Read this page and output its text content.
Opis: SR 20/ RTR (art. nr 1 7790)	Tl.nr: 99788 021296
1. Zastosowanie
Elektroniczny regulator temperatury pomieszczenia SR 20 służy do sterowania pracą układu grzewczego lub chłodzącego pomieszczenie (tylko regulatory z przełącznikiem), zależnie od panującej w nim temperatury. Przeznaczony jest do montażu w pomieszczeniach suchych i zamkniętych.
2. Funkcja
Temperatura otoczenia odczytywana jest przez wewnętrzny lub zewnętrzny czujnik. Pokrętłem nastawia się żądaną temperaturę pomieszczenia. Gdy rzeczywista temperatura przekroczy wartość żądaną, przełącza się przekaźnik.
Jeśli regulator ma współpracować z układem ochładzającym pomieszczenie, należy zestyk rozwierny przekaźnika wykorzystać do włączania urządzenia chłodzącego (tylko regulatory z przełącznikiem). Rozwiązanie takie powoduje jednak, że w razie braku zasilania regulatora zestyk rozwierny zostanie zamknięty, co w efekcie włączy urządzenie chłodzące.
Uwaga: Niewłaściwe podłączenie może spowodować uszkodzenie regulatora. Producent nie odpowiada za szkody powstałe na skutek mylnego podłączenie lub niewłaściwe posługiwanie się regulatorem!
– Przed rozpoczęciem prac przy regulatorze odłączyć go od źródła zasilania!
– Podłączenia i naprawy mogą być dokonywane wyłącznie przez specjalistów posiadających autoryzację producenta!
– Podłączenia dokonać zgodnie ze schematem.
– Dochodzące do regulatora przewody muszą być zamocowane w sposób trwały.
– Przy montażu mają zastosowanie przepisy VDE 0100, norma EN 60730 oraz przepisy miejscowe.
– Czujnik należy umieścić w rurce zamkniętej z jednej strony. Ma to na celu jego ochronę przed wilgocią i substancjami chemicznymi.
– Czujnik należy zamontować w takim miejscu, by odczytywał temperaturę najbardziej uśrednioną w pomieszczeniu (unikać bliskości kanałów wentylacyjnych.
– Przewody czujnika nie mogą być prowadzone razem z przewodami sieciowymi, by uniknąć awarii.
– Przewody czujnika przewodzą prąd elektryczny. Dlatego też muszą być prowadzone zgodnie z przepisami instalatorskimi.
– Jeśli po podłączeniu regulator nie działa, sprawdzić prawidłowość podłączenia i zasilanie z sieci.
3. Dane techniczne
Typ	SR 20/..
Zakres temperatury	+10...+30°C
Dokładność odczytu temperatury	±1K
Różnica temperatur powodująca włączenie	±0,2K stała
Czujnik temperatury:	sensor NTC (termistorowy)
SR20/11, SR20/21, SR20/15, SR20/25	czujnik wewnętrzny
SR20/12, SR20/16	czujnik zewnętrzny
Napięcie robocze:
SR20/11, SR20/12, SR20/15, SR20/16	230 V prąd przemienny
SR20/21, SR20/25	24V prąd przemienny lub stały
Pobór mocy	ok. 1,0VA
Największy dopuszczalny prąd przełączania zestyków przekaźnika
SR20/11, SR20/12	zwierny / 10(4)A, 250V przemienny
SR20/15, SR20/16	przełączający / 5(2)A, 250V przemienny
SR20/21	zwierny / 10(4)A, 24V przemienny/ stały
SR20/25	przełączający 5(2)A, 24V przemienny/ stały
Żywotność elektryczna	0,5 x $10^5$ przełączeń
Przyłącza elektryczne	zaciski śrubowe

# [Exercise brief]
Look above for every line with the word "wewnętrzny" and copy it.

# [Solution]
Temperatura otoczenia odczytywana jest przez wewnętrzny lub zewnętrzny czujnik. Pokrętłem nastawia się żądaną temperaturę pomieszczenia. Gdy rzeczywista temperatura przekroczy wartość żądaną, przełącza się przekaźnik.
SR20/11, SR20/21, SR20/15, SR20/25	czujnik wewnętrzny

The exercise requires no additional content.